◆ **Data entries for graphics**
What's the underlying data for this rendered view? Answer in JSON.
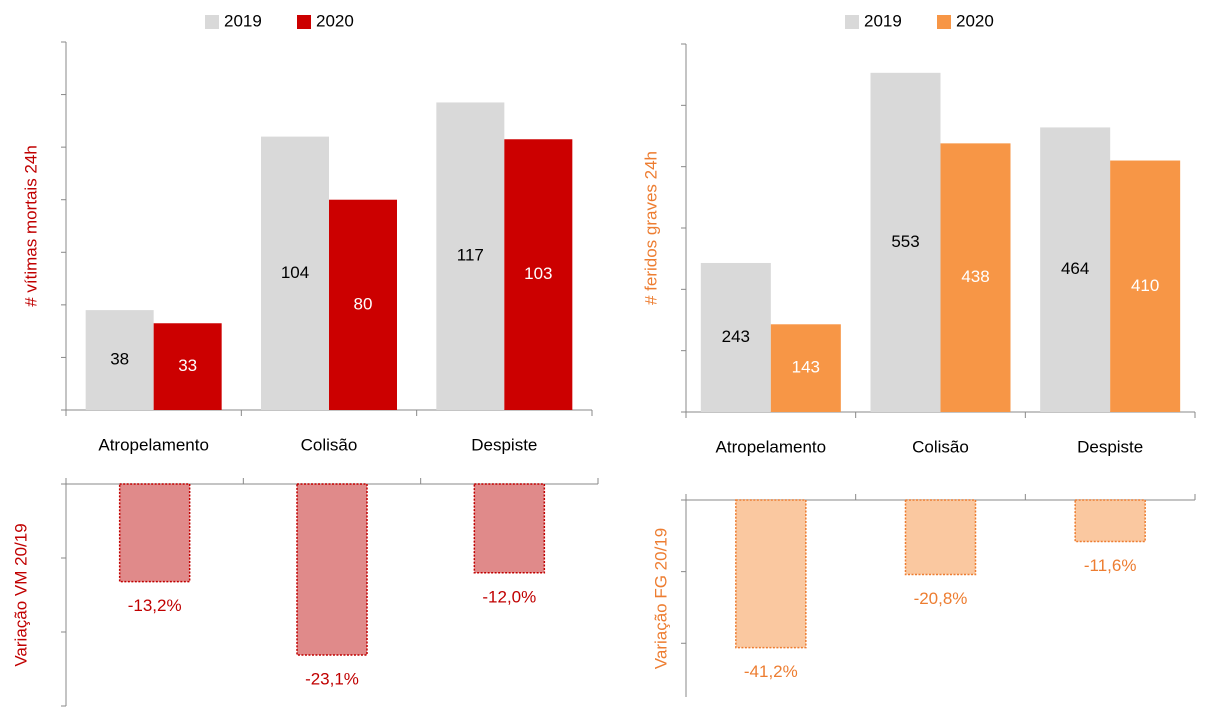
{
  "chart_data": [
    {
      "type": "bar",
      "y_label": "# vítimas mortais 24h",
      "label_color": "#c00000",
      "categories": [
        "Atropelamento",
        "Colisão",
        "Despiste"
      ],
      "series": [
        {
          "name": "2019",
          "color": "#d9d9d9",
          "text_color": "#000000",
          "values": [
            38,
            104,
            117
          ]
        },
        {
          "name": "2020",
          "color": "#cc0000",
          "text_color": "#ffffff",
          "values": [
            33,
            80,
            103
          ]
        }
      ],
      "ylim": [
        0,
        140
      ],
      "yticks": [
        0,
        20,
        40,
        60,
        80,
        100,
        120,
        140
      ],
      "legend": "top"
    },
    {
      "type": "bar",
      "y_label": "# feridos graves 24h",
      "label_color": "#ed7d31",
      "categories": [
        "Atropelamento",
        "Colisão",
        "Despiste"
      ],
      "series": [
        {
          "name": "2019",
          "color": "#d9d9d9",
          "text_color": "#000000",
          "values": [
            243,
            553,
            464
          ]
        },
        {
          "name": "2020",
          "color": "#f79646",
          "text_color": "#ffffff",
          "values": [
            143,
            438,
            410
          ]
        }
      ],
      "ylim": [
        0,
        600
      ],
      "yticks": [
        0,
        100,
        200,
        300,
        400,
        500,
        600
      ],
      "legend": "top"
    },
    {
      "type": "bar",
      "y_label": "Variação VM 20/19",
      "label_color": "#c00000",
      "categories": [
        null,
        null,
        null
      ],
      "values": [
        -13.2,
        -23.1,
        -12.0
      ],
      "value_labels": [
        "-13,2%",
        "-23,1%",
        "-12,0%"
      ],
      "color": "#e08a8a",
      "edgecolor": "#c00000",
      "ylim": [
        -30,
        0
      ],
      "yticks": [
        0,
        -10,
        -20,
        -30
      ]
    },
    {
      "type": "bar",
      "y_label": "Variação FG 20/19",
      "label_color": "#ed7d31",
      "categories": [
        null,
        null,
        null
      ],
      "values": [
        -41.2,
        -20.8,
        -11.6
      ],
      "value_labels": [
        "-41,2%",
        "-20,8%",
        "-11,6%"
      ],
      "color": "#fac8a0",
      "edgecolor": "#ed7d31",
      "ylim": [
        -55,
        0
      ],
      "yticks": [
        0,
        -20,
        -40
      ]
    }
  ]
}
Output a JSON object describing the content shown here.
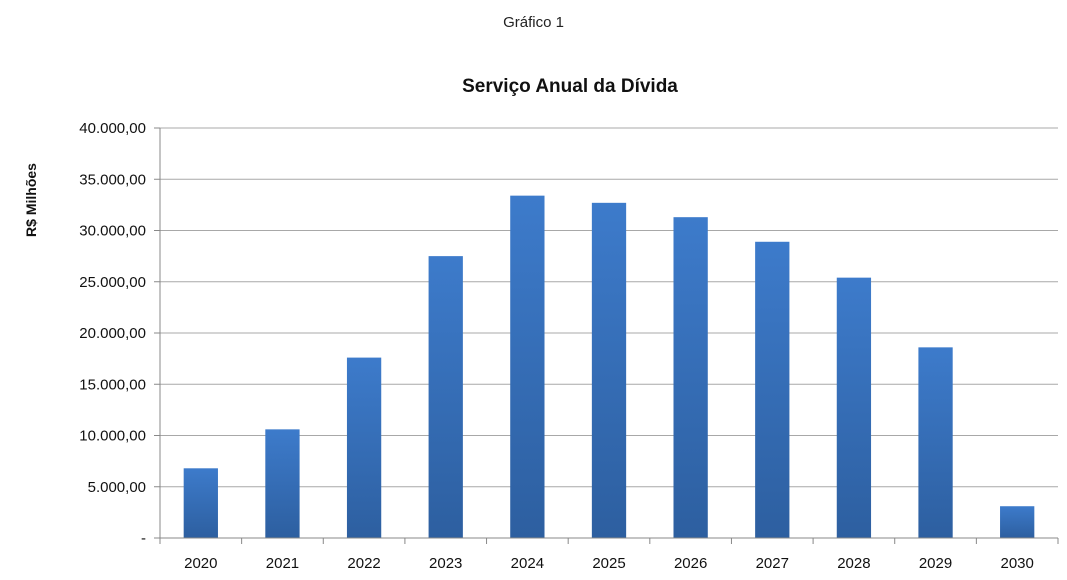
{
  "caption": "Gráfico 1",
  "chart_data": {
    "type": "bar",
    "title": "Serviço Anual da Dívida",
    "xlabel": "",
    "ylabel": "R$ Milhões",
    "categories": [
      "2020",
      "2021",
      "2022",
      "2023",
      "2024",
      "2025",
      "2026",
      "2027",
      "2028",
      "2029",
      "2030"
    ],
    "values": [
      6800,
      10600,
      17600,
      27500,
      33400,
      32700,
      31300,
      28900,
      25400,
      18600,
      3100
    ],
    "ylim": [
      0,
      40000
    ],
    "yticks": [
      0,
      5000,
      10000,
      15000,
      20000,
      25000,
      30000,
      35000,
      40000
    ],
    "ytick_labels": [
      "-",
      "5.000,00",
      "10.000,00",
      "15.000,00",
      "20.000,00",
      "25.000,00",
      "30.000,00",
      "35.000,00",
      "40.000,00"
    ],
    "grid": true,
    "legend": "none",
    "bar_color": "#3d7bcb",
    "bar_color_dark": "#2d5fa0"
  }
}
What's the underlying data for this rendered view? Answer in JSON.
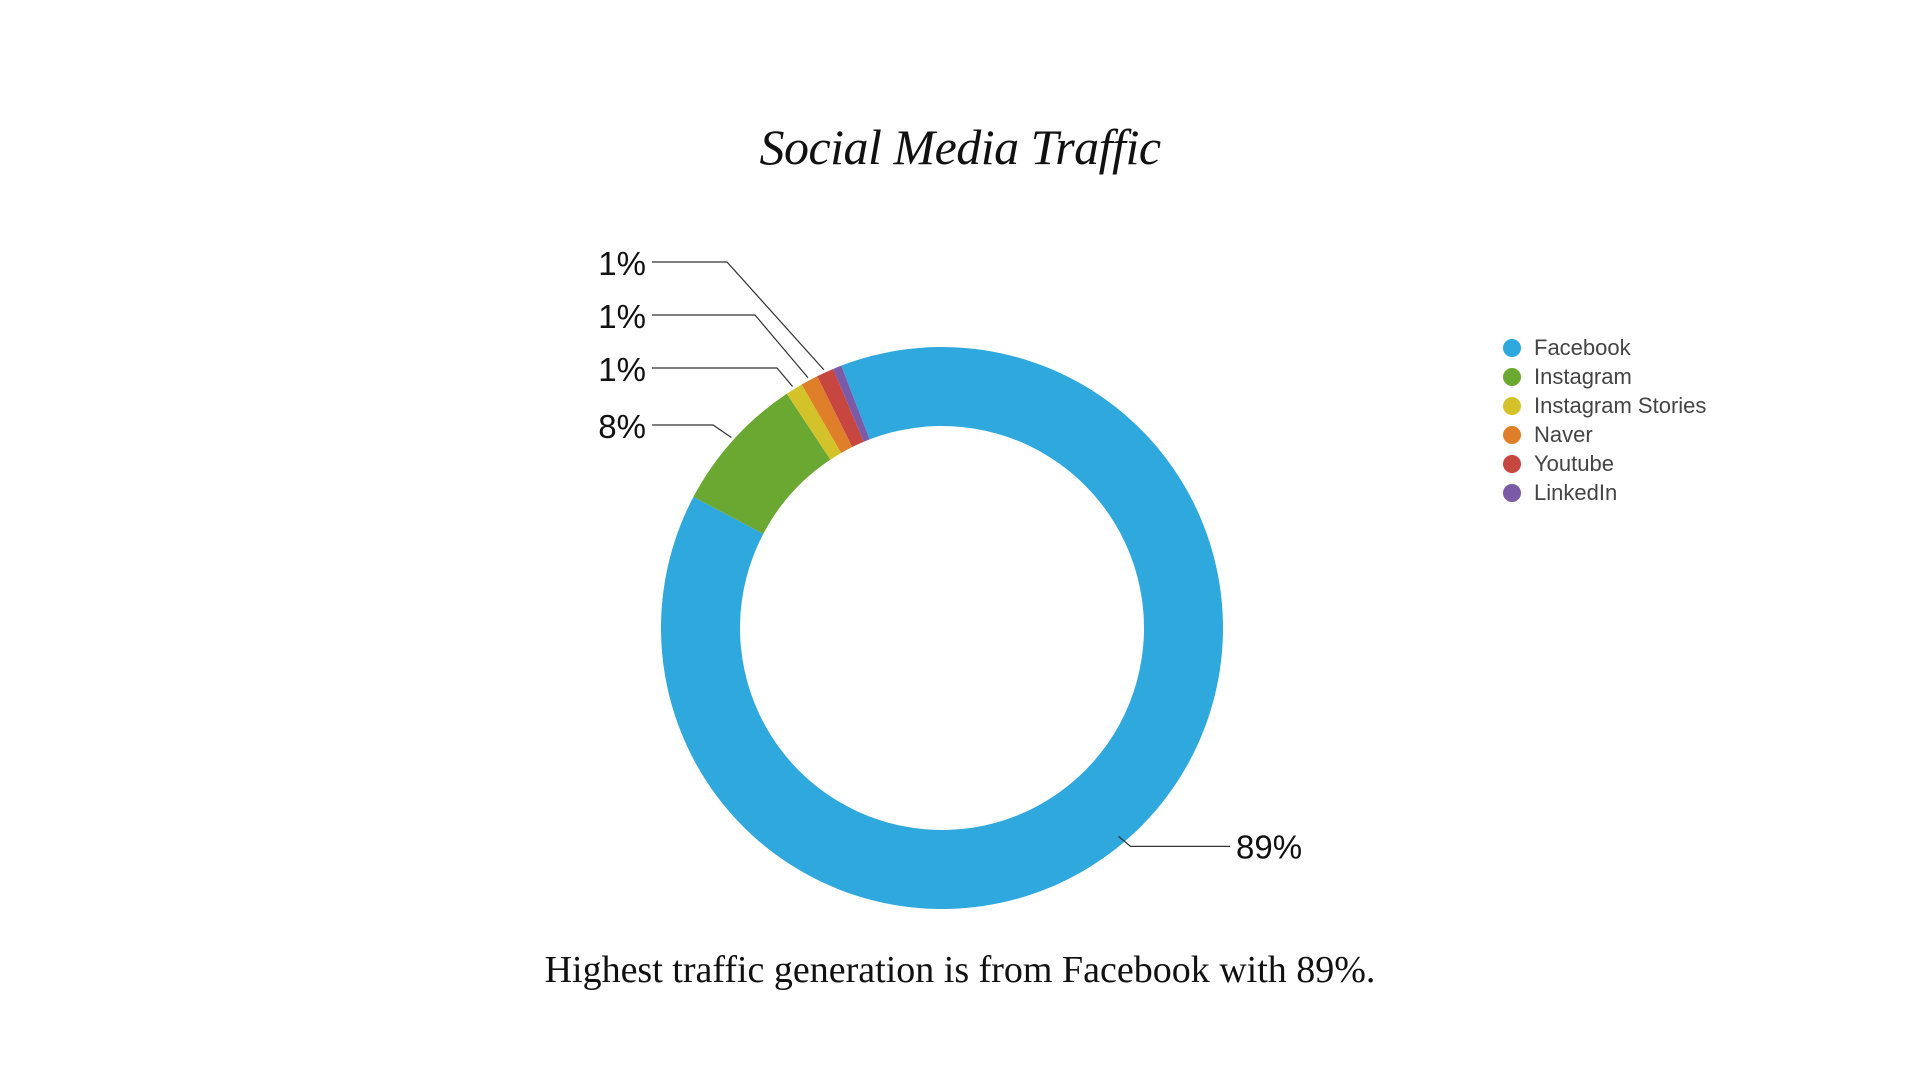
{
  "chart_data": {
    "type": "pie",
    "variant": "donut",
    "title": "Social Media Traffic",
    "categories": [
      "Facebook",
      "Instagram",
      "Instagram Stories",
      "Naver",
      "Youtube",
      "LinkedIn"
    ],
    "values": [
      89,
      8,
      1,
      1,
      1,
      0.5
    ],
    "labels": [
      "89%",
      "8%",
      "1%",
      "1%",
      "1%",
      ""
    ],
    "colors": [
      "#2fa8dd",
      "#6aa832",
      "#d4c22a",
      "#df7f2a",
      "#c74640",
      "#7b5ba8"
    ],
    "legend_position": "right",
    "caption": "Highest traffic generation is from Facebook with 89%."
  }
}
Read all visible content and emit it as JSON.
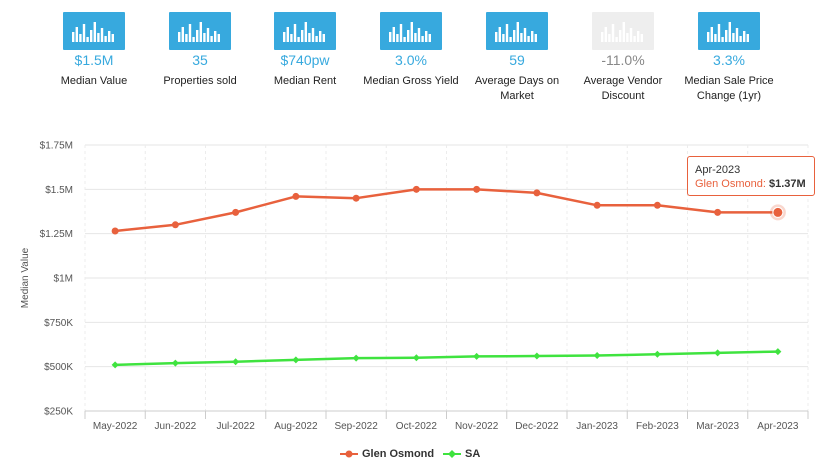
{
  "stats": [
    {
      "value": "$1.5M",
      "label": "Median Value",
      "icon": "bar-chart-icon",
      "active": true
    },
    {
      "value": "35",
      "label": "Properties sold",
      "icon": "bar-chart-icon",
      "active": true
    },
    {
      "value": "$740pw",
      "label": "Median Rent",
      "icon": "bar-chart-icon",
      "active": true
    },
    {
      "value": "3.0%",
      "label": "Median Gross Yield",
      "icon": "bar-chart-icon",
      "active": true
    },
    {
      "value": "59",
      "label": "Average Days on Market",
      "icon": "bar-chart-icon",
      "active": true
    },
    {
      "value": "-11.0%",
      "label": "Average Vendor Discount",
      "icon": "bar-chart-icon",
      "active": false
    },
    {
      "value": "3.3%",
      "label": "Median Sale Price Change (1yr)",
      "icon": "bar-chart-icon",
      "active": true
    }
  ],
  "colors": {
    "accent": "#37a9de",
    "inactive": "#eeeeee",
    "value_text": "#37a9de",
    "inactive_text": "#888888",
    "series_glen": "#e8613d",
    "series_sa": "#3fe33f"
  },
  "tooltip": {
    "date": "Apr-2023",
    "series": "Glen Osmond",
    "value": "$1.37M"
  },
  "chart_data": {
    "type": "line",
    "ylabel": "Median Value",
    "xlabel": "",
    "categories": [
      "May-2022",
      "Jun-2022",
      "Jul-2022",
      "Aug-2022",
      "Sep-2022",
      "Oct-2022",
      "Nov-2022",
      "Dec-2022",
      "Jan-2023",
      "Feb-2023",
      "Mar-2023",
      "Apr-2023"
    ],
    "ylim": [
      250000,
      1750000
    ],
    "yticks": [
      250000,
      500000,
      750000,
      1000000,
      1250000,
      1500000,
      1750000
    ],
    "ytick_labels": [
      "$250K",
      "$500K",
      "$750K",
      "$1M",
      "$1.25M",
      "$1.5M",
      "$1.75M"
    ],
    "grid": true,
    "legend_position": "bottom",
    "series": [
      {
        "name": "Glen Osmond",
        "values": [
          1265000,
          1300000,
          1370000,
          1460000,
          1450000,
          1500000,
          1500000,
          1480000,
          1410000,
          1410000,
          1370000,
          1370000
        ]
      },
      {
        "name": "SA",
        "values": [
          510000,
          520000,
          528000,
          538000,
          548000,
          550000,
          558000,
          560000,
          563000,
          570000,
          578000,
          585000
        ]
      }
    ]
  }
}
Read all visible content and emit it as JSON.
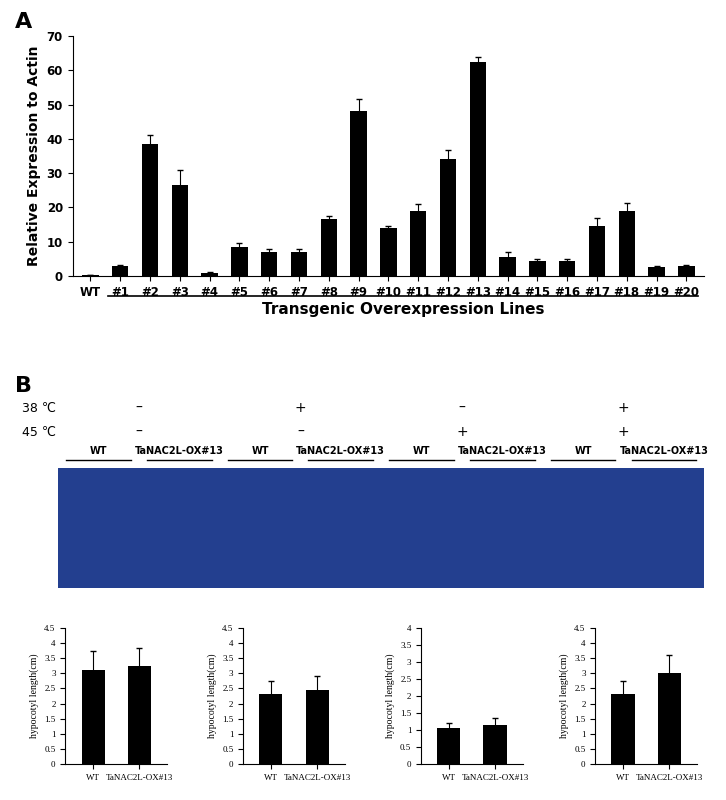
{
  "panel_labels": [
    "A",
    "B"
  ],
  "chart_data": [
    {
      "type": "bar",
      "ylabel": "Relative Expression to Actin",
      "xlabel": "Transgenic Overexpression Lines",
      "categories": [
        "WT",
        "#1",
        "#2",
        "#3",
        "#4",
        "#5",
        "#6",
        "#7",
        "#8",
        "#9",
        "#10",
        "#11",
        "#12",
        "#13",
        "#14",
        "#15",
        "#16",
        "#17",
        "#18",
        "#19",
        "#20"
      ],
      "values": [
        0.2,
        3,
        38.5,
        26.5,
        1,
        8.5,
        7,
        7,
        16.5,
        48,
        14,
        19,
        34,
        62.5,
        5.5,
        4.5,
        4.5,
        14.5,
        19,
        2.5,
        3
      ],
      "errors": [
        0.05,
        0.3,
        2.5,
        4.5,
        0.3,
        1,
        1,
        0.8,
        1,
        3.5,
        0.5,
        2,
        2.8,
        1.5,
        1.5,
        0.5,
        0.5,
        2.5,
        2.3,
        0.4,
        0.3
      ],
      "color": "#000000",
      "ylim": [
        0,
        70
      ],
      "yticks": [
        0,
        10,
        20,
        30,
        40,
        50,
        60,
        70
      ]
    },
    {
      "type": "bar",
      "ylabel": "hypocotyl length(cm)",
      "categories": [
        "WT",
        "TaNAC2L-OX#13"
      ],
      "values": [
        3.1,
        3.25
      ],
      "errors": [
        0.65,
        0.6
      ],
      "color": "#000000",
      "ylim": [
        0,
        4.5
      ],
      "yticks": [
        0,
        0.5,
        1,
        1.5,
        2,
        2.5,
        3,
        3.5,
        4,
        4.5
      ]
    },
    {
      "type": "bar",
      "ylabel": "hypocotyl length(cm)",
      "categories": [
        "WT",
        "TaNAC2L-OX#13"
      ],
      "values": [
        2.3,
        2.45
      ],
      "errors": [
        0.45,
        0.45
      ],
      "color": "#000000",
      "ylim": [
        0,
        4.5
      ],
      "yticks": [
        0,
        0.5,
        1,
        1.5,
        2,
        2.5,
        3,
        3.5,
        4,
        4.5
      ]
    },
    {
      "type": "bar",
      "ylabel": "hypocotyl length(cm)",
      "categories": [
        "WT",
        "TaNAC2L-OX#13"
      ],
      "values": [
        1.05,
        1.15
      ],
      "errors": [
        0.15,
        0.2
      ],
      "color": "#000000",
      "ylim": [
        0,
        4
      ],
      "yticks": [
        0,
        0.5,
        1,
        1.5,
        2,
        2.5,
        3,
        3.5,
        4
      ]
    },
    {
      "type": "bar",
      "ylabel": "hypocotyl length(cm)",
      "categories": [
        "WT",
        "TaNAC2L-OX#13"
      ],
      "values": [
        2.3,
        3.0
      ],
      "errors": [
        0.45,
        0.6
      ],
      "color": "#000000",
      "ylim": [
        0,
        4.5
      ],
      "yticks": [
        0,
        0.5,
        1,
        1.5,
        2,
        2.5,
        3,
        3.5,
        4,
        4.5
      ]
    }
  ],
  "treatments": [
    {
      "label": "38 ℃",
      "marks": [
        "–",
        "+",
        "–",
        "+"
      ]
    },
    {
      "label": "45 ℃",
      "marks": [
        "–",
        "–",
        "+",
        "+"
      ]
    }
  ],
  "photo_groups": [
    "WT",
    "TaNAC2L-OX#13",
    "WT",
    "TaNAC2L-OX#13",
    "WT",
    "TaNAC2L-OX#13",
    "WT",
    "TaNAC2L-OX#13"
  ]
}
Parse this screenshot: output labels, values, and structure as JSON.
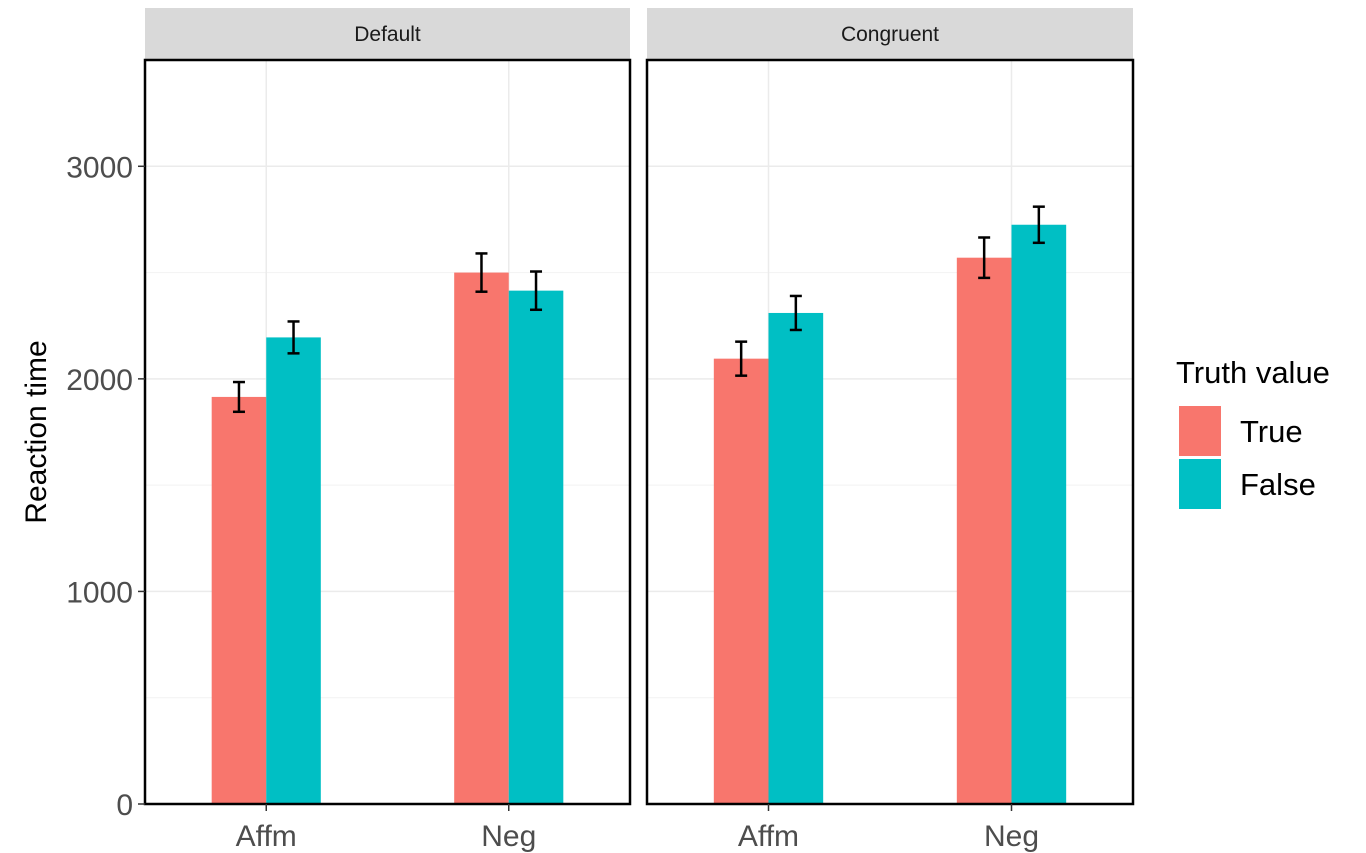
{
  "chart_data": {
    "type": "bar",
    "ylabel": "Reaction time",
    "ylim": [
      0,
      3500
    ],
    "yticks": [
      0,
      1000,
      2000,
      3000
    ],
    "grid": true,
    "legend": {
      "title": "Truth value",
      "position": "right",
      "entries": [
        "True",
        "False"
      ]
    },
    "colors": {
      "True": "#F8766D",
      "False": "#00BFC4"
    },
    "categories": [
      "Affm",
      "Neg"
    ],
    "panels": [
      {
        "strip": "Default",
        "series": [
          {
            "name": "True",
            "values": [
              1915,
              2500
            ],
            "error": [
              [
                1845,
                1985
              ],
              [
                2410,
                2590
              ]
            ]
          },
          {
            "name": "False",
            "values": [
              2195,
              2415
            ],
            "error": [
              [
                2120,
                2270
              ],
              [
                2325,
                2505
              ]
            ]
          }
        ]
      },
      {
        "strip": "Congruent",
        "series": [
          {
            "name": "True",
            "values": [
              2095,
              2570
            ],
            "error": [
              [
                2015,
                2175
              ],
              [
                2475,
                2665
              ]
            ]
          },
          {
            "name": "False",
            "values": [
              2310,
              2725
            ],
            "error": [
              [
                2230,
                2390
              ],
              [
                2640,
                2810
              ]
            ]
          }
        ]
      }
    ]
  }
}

◆ **Direction**
Filter out all lines lacking the word "Median" and copy the rest.

◆ **Result below**
      "label": "Median Value",
      "label": "Median Rent",
      "label": "Median Gross Yield",
      "label": "Median Sale Price Change (1yr)",
    "ylabel": "Median Value",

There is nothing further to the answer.